TASK STATEMENT: From the blog post on Obama and gay rights below, print word for word the passage that begins at "Wednesday, June 17, 2009" and stops after "table scraps instead.".

TEXT EXCERPT:
Wednesday, June 17, 2009

The Debate Obama is Trying to Avoid



I do understand the sense of betrayal and disgust that many LGBTs feel at the moment. Having been promised a repeal of the Defense of Marriage Act, only to have it reaffirmed by the Administration, having been promised the repeal of Don't Ask, Don't Tell, and having been promised wholesale same-sex partner benefits in line with heterosexual couples only to have been given a watered-down version of them are campaign promises broken. LGBTs have a long, frustrating tradition of being promised a feast and being thrown table scraps instead.

Yet, I do have a pragmatic side that prevents me from coming down on the Obama Administration too harshly. I know full well that any major discussion regarding Gay Rights would quickly become a national debate on homosexuality, our attitudes towards it, and the role that LGBTs take in our societal framework. This same pragmatic part of me believes, quite simply, that we are not yet ready to have this debate. Though we have made significant strides as a country in the past fifteen years since Don't Ask, Don't Tell was established, the fault lines are still visible and the hatred is all too real. A Pyrrhic victory is probably the best possible outcome one could expect from the resulting bluster, since the Republican Party, weakened though it is, holds a powerful hand when it comes to this issue. Refusing them the ability to build themselves back from the edge of oblivion doesn't make good political sense.

SUPPLIED ENTRIES:
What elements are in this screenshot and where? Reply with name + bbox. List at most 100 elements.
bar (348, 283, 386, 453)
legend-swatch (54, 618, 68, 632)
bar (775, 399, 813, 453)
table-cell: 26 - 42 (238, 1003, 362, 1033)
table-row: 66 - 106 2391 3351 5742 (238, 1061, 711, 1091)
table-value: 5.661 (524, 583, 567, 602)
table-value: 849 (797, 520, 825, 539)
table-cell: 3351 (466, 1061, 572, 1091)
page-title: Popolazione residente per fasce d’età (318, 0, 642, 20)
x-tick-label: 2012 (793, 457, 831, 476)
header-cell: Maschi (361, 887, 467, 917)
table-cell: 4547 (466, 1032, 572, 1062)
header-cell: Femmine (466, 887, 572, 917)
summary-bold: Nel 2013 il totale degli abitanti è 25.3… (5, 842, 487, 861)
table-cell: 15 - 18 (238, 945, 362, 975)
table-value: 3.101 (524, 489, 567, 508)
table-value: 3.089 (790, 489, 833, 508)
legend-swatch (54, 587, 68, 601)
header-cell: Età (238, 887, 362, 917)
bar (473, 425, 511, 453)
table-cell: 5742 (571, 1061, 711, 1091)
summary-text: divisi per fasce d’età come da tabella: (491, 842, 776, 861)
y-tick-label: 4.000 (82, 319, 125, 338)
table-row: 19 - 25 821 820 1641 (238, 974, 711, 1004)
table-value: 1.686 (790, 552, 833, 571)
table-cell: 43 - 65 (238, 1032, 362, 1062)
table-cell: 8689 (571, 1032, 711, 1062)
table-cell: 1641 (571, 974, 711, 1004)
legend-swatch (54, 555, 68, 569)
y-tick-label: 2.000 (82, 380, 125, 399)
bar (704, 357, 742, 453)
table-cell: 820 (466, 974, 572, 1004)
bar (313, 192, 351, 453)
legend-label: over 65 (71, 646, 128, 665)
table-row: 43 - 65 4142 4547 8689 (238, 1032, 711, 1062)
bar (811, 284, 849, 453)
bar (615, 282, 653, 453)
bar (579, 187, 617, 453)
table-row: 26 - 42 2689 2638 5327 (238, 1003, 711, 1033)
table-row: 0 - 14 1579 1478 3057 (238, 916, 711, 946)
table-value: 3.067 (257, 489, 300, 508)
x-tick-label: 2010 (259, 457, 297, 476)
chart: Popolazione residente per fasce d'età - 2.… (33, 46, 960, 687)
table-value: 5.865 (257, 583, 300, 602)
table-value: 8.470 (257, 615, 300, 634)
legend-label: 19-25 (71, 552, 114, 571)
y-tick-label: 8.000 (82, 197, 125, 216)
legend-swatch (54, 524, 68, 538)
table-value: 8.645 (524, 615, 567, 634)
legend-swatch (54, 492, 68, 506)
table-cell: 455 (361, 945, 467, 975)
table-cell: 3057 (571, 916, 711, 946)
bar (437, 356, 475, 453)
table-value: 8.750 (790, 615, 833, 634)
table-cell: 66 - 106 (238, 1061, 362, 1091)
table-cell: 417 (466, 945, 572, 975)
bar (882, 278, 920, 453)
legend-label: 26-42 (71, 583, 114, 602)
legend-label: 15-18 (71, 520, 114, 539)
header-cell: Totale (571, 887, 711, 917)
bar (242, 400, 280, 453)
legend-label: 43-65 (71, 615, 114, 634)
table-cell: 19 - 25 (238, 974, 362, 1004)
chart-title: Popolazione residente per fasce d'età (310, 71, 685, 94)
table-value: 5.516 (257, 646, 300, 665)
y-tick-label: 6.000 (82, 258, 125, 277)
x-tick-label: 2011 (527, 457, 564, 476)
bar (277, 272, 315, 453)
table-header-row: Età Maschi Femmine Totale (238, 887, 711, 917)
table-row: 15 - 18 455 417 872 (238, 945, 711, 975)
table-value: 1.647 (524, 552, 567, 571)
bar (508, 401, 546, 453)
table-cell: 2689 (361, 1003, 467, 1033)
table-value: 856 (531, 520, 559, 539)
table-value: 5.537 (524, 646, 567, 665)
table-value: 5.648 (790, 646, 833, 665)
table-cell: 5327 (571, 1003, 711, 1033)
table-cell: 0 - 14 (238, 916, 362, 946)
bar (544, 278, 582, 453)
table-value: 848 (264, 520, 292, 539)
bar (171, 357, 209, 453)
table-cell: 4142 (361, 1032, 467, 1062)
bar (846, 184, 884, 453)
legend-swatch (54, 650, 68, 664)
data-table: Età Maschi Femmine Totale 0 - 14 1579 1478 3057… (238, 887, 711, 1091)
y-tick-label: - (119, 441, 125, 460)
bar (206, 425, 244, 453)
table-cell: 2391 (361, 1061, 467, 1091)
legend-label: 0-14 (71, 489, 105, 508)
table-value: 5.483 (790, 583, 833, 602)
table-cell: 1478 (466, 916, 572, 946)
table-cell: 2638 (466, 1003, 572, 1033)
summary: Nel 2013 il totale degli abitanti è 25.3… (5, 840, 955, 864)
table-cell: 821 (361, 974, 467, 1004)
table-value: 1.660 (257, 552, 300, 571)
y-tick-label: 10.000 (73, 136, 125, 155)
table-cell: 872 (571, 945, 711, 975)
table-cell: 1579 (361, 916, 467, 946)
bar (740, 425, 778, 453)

SOLUTION FOR THIS EXERCISE:
Wednesday, June 17, 2009

The Debate Obama is Trying to Avoid



I do understand the sense of betrayal and disgust that many LGBTs feel at the moment. Having been promised a repeal of the Defense of Marriage Act, only to have it reaffirmed by the Administration, having been promised the repeal of Don't Ask, Don't Tell, and having been promised wholesale same-sex partner benefits in line with heterosexual couples only to have been given a watered-down version of them are campaign promises broken. LGBTs have a long, frustrating tradition of being promised a feast and being thrown table scraps instead.